## Goal 1
In the devotional blog post, which Hosea verse is given as a cross-reference for the word "seed" in James 3:18?
## Goal 2
Pick up the devotional blog post right after its final sentence and keep writing in the same voice.

## Provided passage
-- BEGIN --
This is how we're being challenged. I can't believe we're the only ones! What can I do today that I absolutely can NOT do in my own power...but requires the work of the Holy Spirit. This is how He receives the glory. If I only give my 10% tithe, is that just a membership fee or can I give away so much that I am utterly dependent on Him to provide for us?

James 3:18 says, "And the seed whose fruit is righteousness is sown in peace by those who make peace." There's a cross-reference for the word seed. It's found in Hosea 10:12,

"Sow with a view to righteousness,
Reap in accordance with kindness;
Break up your fallow ground,
For it is time to seek the LORD
until he comes to rain righteousness on you."

Holy Spirit, our ground has been fallow TOO long. I want to seek You...the ineffable One...with EVERY ounce of my being. Help me sow with righteousness in my view & reap with kindness. I pray for your righteousness to rain on me. Lead me, guide me, direct me to follow YOUR dream...not the American one! Amen

Tuesday, July 27, 2010

More James...Ouch!

James 3:5b-6 says "See how great a forest is set aflame by such a small fire! And the tongue is a fire, the very world of iniquity; the tongue is set among our members as that which defiles the entire body, and sets on fire the course of our life, and is set on fire by hell."

Thinking back over my life, most of the trouble I've ever gotten into appears to have started with my tongue. Pride, jealousy, bitterness, dissension, gossip, etc. have (I am sad to say) all somehow started with my tongue. And this morning as I read this passage, I couldn't read more than 2-3 verses before I felt an overwhelming urge to say , "Woe to me for I am a person of unclean lips and live among a people of unclean lips!" Not an exact quote of Isaiah, but you get the point.

How many times has my tongue influenced and directly led the "course of my life"? My Bible even interchanges life with existence...Oh, Abba...I've allowed this tiny thing to so often determine the very path of my EXISTENCE. Purge me! Cleanse me!

BUT I'm mature enough to know that this DOESN'T start with my tongue!!! By the time it reaches my tongue it's already taken root in my mind and in my heart. I've heard (or read!) Beth Moore say over and again that we have to "take captive" our thoughts. I once read that the key to learning forgiveness is to shut up and listen. My husband & my daughter are probably 2 of the most compassionate people I know & yet, they are also 2 of the quietest. When they say something...people listen because it is probably worth hearing!
-- END --
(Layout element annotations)
-- BEGIN --
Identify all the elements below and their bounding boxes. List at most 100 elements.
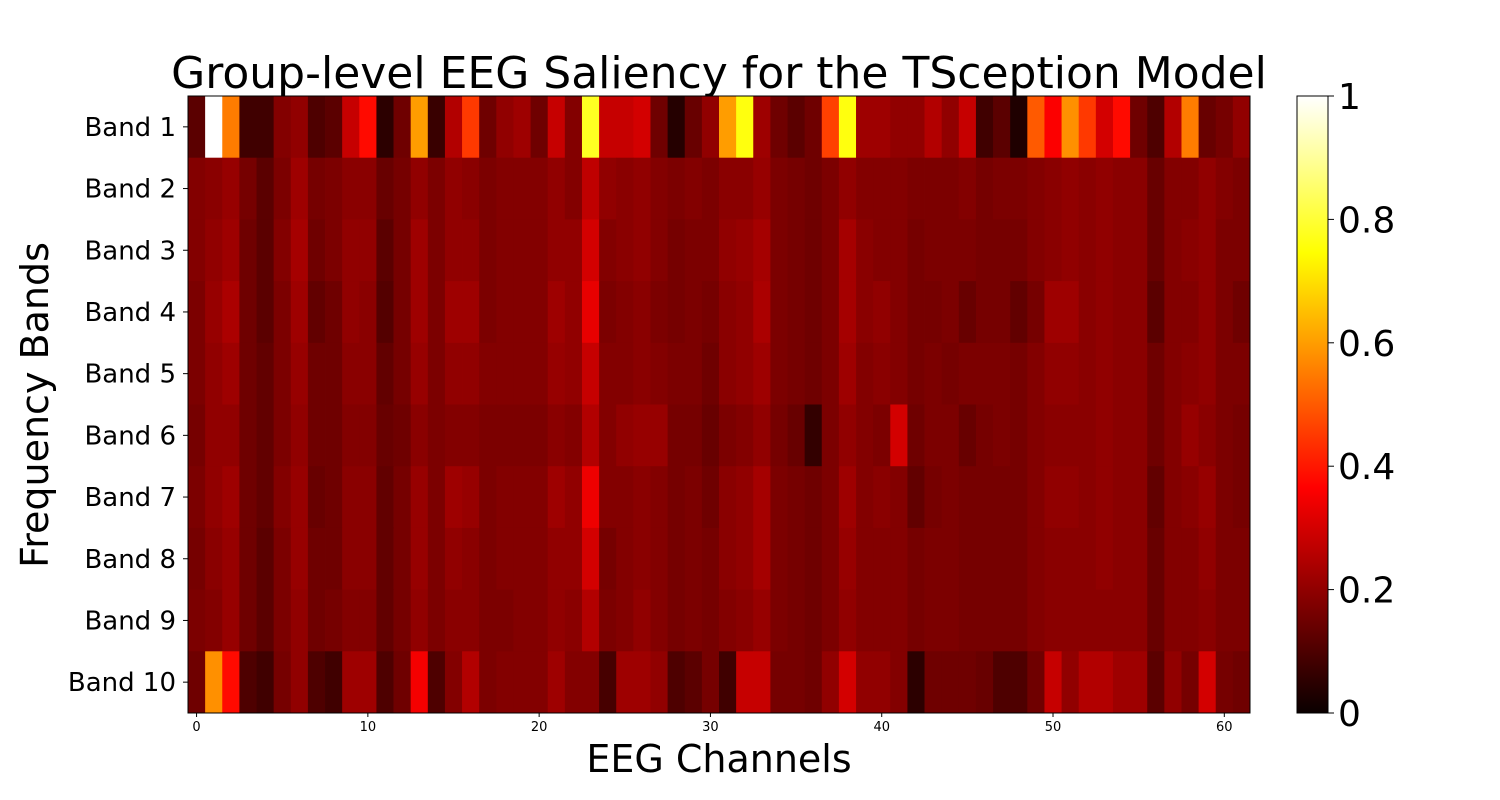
- heatmap-cell: [736, 96, 754, 159]
- heatmap-cell: [530, 404, 549, 467]
- heatmap-cell: [753, 527, 771, 590]
- y-tick-label: Band 8: [84, 545, 176, 575]
- heatmap-cell: [1061, 96, 1080, 159]
- heatmap-cell: [1095, 281, 1114, 344]
- heatmap-cell: [1147, 342, 1165, 405]
- heatmap-cell: [941, 342, 960, 405]
- heatmap-cell: [1044, 527, 1062, 590]
- heatmap-cell: [975, 157, 994, 220]
- heatmap-cell: [856, 157, 874, 220]
- x-tick-labels: 0 10 20 30 40 50 60: [192, 713, 1233, 735]
- heatmap-cell: [307, 589, 326, 652]
- heatmap-cell: [513, 651, 531, 714]
- heatmap-cell: [993, 589, 1011, 652]
- heatmap-cell: [599, 404, 617, 467]
- heatmap-cell: [821, 281, 840, 344]
- heatmap-cell: [1095, 219, 1114, 282]
- heatmap-cell: [958, 219, 977, 282]
- heatmap-cell: [222, 466, 240, 529]
- heatmap-cell: [838, 651, 857, 714]
- heatmap-cell: [770, 157, 788, 220]
- heatmap-cell: [856, 651, 874, 714]
- heatmap-cell: [856, 466, 874, 529]
- heatmap-cell: [873, 281, 891, 344]
- heatmap-cell: [890, 527, 908, 590]
- heatmap-cell: [856, 589, 874, 652]
- heatmap-cell: [736, 281, 754, 344]
- heatmap-cell: [1061, 527, 1080, 590]
- heatmap-cell: [1010, 589, 1028, 652]
- heatmap-cell: [821, 589, 840, 652]
- heatmap-cell: [342, 96, 360, 159]
- heatmap-cell: [958, 466, 977, 529]
- heatmap-cell: [1078, 219, 1097, 282]
- heatmap-cell: [222, 527, 240, 590]
- heatmap-cell: [1198, 281, 1217, 344]
- heatmap-cell: [359, 96, 377, 159]
- heatmap-cell: [496, 96, 514, 159]
- heatmap-cell: [410, 527, 429, 590]
- heatmap-cell: [581, 342, 600, 405]
- heatmap-cell: [701, 589, 720, 652]
- heatmap-cell: [1164, 96, 1182, 159]
- heatmap-cell: [1147, 281, 1165, 344]
- heatmap-cell: [410, 157, 429, 220]
- heatmap-cell: [325, 281, 343, 344]
- heatmap-cell: [975, 281, 994, 344]
- heatmap-cell: [1044, 219, 1062, 282]
- heatmap-cell: [342, 589, 360, 652]
- heatmap-cell: [393, 342, 412, 405]
- heatmap-cell: [838, 466, 857, 529]
- colorbar: [1296, 95, 1329, 714]
- heatmap-cell: [256, 651, 275, 714]
- heatmap-cell: [205, 342, 223, 405]
- heatmap-cell: [924, 589, 943, 652]
- heatmap-cell: [410, 589, 429, 652]
- heatmap-cell: [1198, 342, 1217, 405]
- heatmap-cell: [256, 404, 275, 467]
- heatmap-cell: [393, 157, 412, 220]
- y-tick-label: Band 4: [84, 298, 176, 328]
- heatmap-cell: [804, 219, 823, 282]
- heatmap-cell: [273, 404, 292, 467]
- heatmap-cell: [513, 466, 531, 529]
- heatmap-cell: [787, 527, 806, 590]
- heatmap-cell: [1232, 281, 1251, 344]
- heatmap-cell: [307, 342, 326, 405]
- heatmap-cell: [1027, 96, 1045, 159]
- heatmap-cell: [1078, 589, 1097, 652]
- heatmap-cell: [530, 651, 549, 714]
- heatmap-cell: [1027, 589, 1045, 652]
- heatmap-cell: [907, 96, 925, 159]
- heatmap-cell: [873, 651, 891, 714]
- heatmap-cell: [993, 157, 1011, 220]
- heatmap-cell: [513, 342, 531, 405]
- colorbar-tick-label: 0: [1338, 694, 1361, 735]
- heatmap-cell: [1095, 404, 1114, 467]
- heatmap-cell: [667, 527, 686, 590]
- heatmap-cell: [393, 404, 412, 467]
- heatmap-cell: [564, 157, 583, 220]
- heatmap-cell: [650, 342, 669, 405]
- heatmap-cell: [564, 404, 583, 467]
- heatmap-cell: [1044, 342, 1062, 405]
- heatmap-cell: [1027, 281, 1045, 344]
- heatmap-cell: [993, 527, 1011, 590]
- y-tick-label: Band 3: [84, 236, 176, 266]
- heatmap-cell: [496, 466, 514, 529]
- heatmap-cell: [753, 404, 771, 467]
- heatmap-cell: [239, 404, 257, 467]
- heatmap-cell: [462, 281, 480, 344]
- heatmap-cell: [307, 219, 326, 282]
- heatmap-cell: [393, 651, 412, 714]
- heatmap-cell: [1010, 219, 1028, 282]
- heatmap-cell: [804, 281, 823, 344]
- heatmap-cell: [821, 651, 840, 714]
- heatmap-cell: [873, 219, 891, 282]
- heatmap-cell: [650, 281, 669, 344]
- heatmap-cell: [890, 219, 908, 282]
- heatmap-cell: [444, 651, 463, 714]
- heatmap-cell: [616, 651, 634, 714]
- y-tick-label: Band 2: [84, 175, 176, 205]
- heatmap-cell: [873, 342, 891, 405]
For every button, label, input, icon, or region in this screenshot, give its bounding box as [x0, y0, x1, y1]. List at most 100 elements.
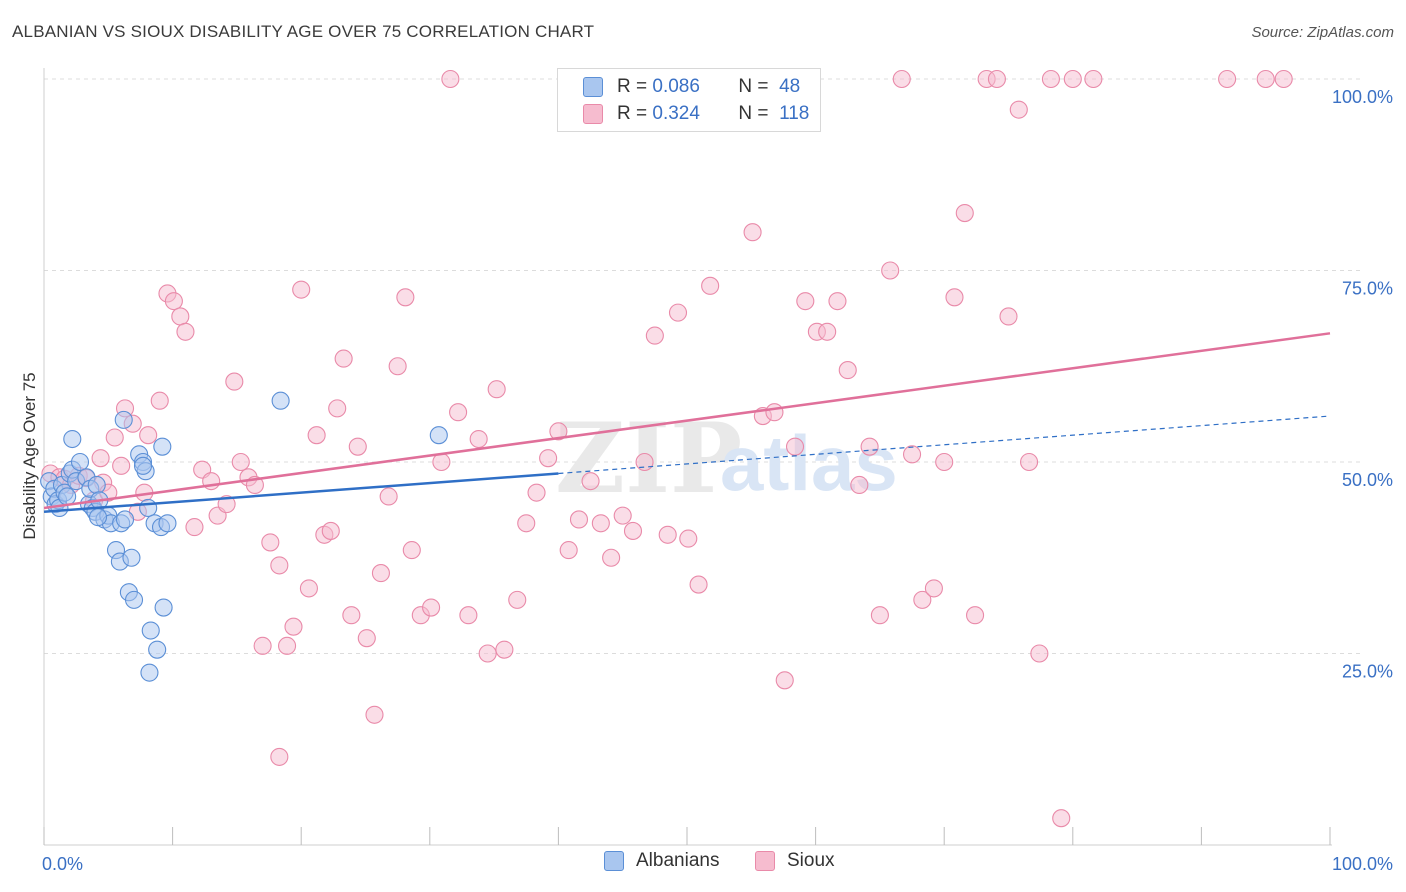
- sioux-point: [955, 204, 974, 223]
- legend-item-sioux[interactable]: Sioux: [755, 850, 835, 872]
- sioux-point: [171, 307, 190, 326]
- sioux-point: [449, 403, 468, 422]
- sioux-point: [838, 361, 857, 380]
- chart-title: ALBANIAN VS SIOUX DISABILITY AGE OVER 75…: [12, 22, 595, 41]
- sioux-point: [112, 456, 131, 475]
- sioux-point: [701, 276, 720, 295]
- albanian-point: [133, 456, 153, 475]
- sioux-point: [253, 636, 272, 655]
- sioux-point: [549, 422, 568, 441]
- albanian-point: [271, 391, 290, 410]
- sioux-point: [785, 437, 805, 456]
- sioux-point: [987, 69, 1006, 89]
- albanians-r-label: R =: [617, 76, 648, 97]
- legend-item-albanians[interactable]: Albanians: [604, 850, 719, 872]
- sioux-point: [270, 747, 289, 766]
- sioux-point: [913, 590, 932, 609]
- sioux-point: [658, 525, 677, 544]
- albanian-point: [58, 487, 77, 506]
- sioux-point: [334, 349, 353, 368]
- sioux-point: [422, 598, 441, 617]
- sioux-point: [1218, 69, 1237, 89]
- sioux-point: [396, 288, 415, 307]
- albanian-point: [153, 437, 172, 456]
- albanians-n-label: N =: [738, 76, 769, 97]
- albanian-point: [63, 429, 82, 449]
- sioux-point: [478, 644, 497, 663]
- sioux-point: [1256, 69, 1275, 89]
- albanian-point: [140, 663, 159, 682]
- sioux-point: [495, 640, 514, 659]
- albanians-swatch: [583, 77, 603, 97]
- sioux-point: [402, 541, 421, 560]
- sioux-point: [765, 403, 784, 422]
- albanian-trend-line: [43, 472, 559, 514]
- sioux-point: [539, 449, 558, 468]
- sioux-point: [278, 636, 297, 655]
- sioux-point: [270, 556, 289, 575]
- sioux-points: [41, 69, 1293, 828]
- sioux-n-label: N =: [738, 103, 769, 124]
- sioux-point: [796, 292, 815, 311]
- sioux-point: [581, 472, 600, 491]
- sioux-point: [924, 579, 943, 598]
- x-tick-label-min: 0.0%: [42, 854, 83, 874]
- sioux-point: [775, 671, 794, 690]
- sioux-point: [591, 514, 610, 533]
- sioux-r-label: R =: [617, 103, 648, 124]
- sioux-point: [892, 69, 911, 89]
- trend-lines: [43, 332, 1331, 514]
- sioux-point: [225, 372, 244, 391]
- sioux-point: [527, 483, 546, 502]
- albanian-point: [154, 598, 173, 617]
- stats-row-sioux: R = 0.324 N = 118: [558, 100, 809, 128]
- sioux-point: [388, 357, 407, 376]
- sioux-point: [1274, 69, 1293, 89]
- sioux-point: [371, 564, 390, 583]
- sioux-point: [1084, 69, 1103, 89]
- y-axis-title: Disability Age Over 75: [20, 372, 39, 539]
- sioux-point: [469, 429, 488, 449]
- albanian-point: [139, 498, 158, 518]
- sioux-point: [1020, 452, 1039, 472]
- sioux-point: [441, 69, 460, 89]
- sioux-point: [508, 590, 527, 609]
- sioux-point: [999, 307, 1018, 326]
- sioux-point: [569, 510, 589, 529]
- albanian-point: [115, 510, 135, 529]
- stats-row-albanians: R = 0.086 N = 48: [558, 73, 800, 101]
- sioux-point: [217, 495, 236, 514]
- sioux-point: [261, 533, 280, 552]
- albanians-r-value: 0.086: [652, 76, 700, 97]
- sioux-point: [357, 629, 376, 648]
- sioux-point: [348, 437, 367, 456]
- sioux-point: [945, 288, 964, 307]
- sioux-point: [1052, 809, 1071, 828]
- sioux-point: [299, 579, 318, 598]
- sioux-point: [185, 518, 204, 537]
- sioux-point: [602, 548, 621, 567]
- albanians-n-value: 48: [779, 76, 801, 97]
- sioux-point: [645, 326, 664, 345]
- albanian-point: [122, 548, 141, 567]
- sioux-point: [307, 426, 326, 445]
- sioux-point: [870, 606, 889, 625]
- sioux-point: [487, 380, 506, 399]
- y-tick-label: 75.0%: [1342, 279, 1393, 299]
- sioux-point: [1030, 644, 1049, 663]
- albanian-point: [124, 590, 144, 609]
- sioux-point: [517, 514, 536, 533]
- sioux-point: [743, 223, 762, 242]
- sioux-point: [365, 705, 384, 724]
- sioux-point: [818, 322, 837, 341]
- y-tick-label: 25.0%: [1342, 662, 1393, 682]
- albanian-point: [148, 640, 167, 659]
- x-tick-label-max: 100.0%: [1332, 854, 1393, 874]
- sioux-point: [105, 428, 124, 447]
- sioux-point: [150, 391, 169, 410]
- albanian-point: [114, 410, 133, 429]
- sioux-point: [284, 617, 303, 636]
- sioux-point: [966, 606, 985, 625]
- watermark-atlas: atlas: [720, 419, 898, 507]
-- END --
## Answer 1
Hosea 10:12

## Answer 2
Holy Spirit, take control of my thoughts, help me hear YOUR leading, YOUR thoughts so that I may only speak as you direct. Take control of this tiny tongue that can set aflame a great forest. You made it...I give it back to You as Your instrument to use as You will! Amen!

A Little Extra Thankfulness

Last night I gave Dale a little tighter hug. No, it's not TMI...it's my genuine thankfulness for his determination to stick with our family through life's storms.

I'm not a quitter & in fact, I'm just rebellious enough that if you tell me I can't do something or that I will fail at something...I dig my heels in & try even harder. But, I'm only me...and I'm SO thankful my loving Abba placed a man in my path that for whatever reason, has decided to stick it out with me.

We are not all so blessed. And we've definitely had our rough patches...some that I thought might even do us in. (You know, there are many that throw in the towel & still co-habitate.) But I am DETERMINED that God had MUCH more in mind for us when He brought us together.

So we're co-authors on this journey of writing a better story. And it's absolutely unexplainable without a Holy Spirit as to how much we are being led to love the same things, shun the same things and find joy & delight in the same things. Two VERY different minds finding a common purpose & divine plan for their lives is nothing short of miraculous!

Once again, God provided just what I needed before I ever knew I needed it. I still remember the evening...even where I was when I was sad because of hearing that someone I "thought" I was interested in was dating another. In that car as real as if He'd spoken out loud, Holy Spirit said to my heart, "But he's not My best for you." He knew Dale was His best for me...I just didn't know it yet!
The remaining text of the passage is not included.